TEXT SECTION:

-------------------------

As of December 19, 2025, we had approximately $1,078 million of unused committed availability under the terms of our revolving credit facility. Based on our current outlook, we believe that net cash provided by operating activities and available borrowings under our revolving credit facility will be sufficient to fund our cash requirements for at least the next twelve months.
Operating Activities
Net cash provided by operating activities was $934.3 million in fiscal 2025 and consisted primarily of net income from consolidated operations of $745.6 million, depreciation and amortization expense of $196.1 million (a non-cash item), $34.4 million in share-based compensation expense (a non-cash item), net changes in other long-term liabilities and assets related to the HEICO Corporation Leadership Compensation Plan (the "LCP") of $23.5 million (principally participant deferrals and employer contributions), and $20.4 million in employer contributions to the HEICO Savings and Investment Plan (a non-cash item), partially offset by a $58.7 million increase in net working capital and a $48.6 million deferred income tax benefit (a non-cash item). The increase in net working capital is inclusive of a $75.6 million increase in accounts receivable resulting from increased net sales and timing of collections, and a $44.9 million increase in inventories to support an increase in consolidated backlog, partially offset by a $44.6 million increase in accrued expenses and other current liabilities and a $15.4 million decrease in prepaid expenses and other current assets.

-------------------------

SOURCE EXCERPT:
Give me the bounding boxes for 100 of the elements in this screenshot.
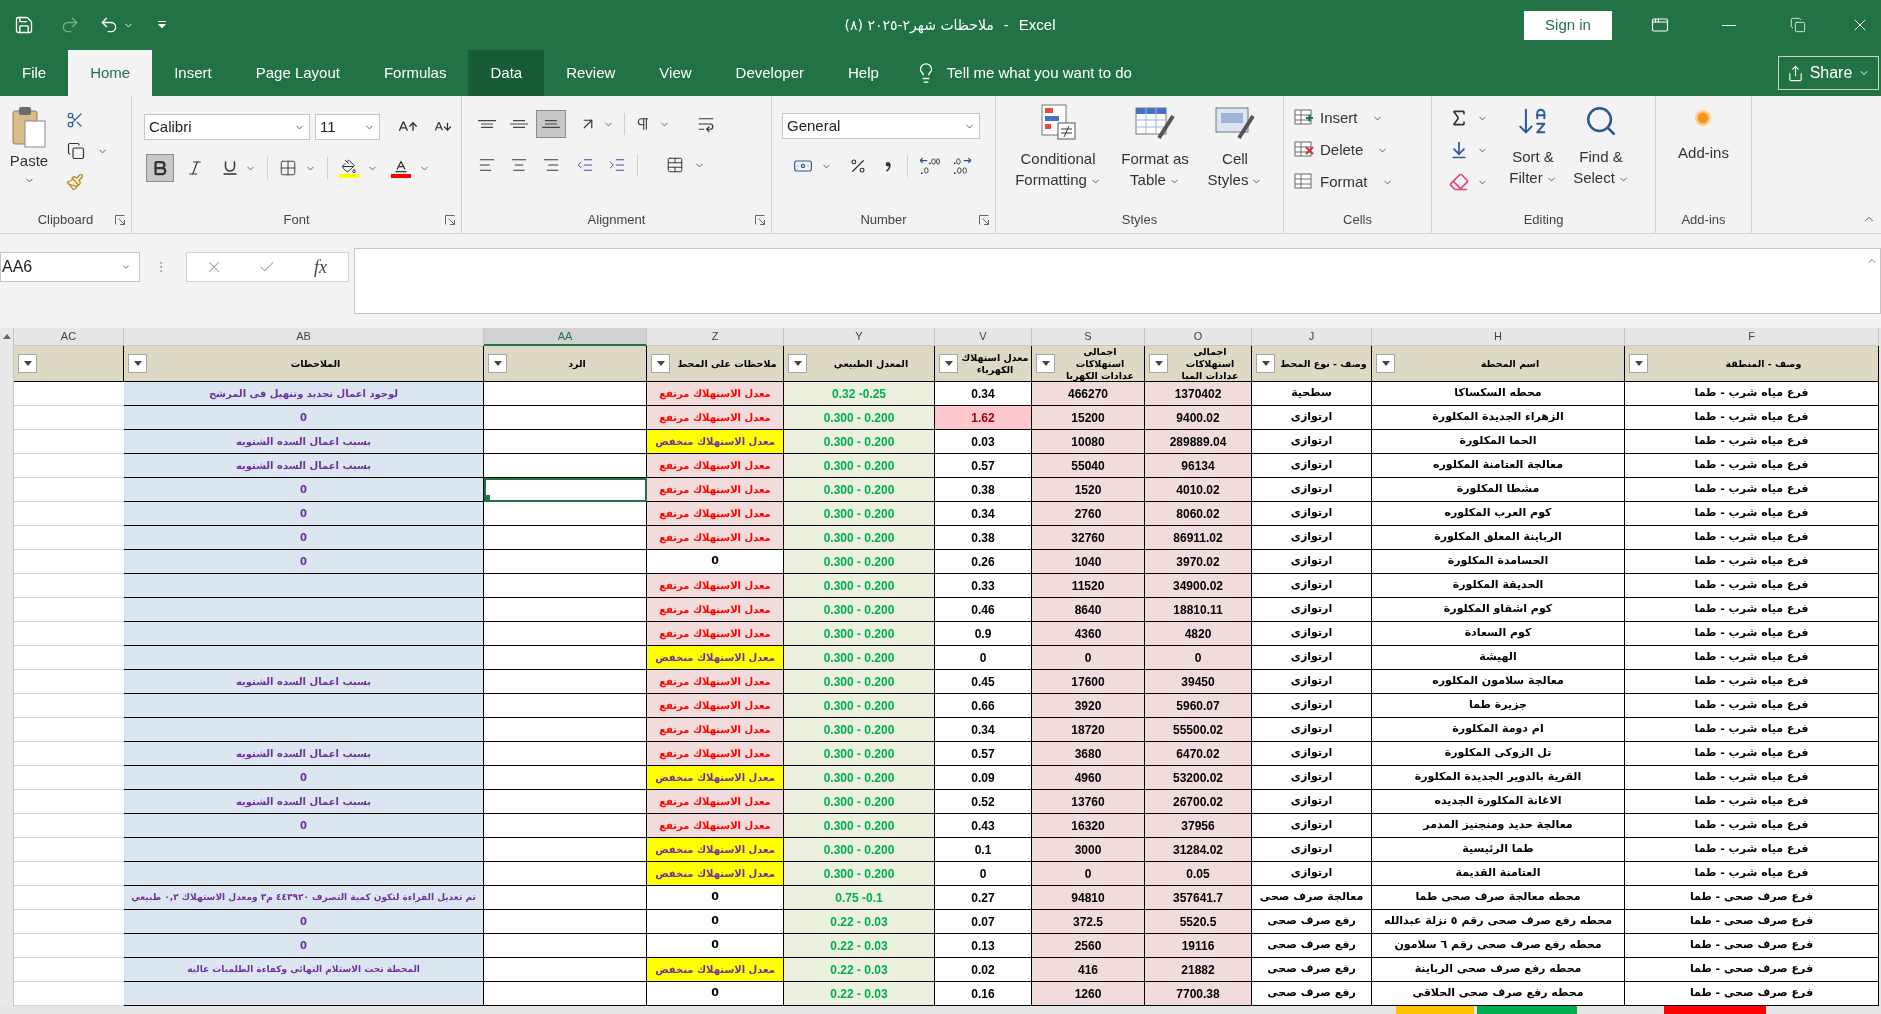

-------------------------

DIRECTIVE 1:
Which items in the passage on HEICO's operating cash flow are labeled "a non-cash item," and what amount does it give for each?
DIRECTIVE 2:
Can you carry the passage on HEICO's operating cash flow forward from its final sentence?

WRITTEN REPLY 1:
- Depreciation and amortization expense: $196.1 million
- Share-based compensation expense: $34.4 million
- Employer contributions to the HEICO Savings and Investment Plan: $20.4 million
- Deferred income tax benefit: $48.6 million

WRITTEN REPLY 2:
Net cash provided by operating activities increased by $261.9 million (a 39% increase) in fiscal 2025, up from $672.4 million in fiscal 2024. The increase is principally attributable to a $186.5 million increase in net income from consolidated operations, an $84.3 million decrease in net working capital, principally reflecting a lower investment in inventories, a $22.8 million increase in accrued contingent consideration, a $20.7 million increase in depreciation and amortization expense and a $15.6 million increase in share-based compensation expense, partially offset by a $42.7 million decrease in the "Other" caption mainly from a larger receipt of advance long-term customer deposits in fiscal 2024 and a $26.6 million increase in deferred income tax benefits.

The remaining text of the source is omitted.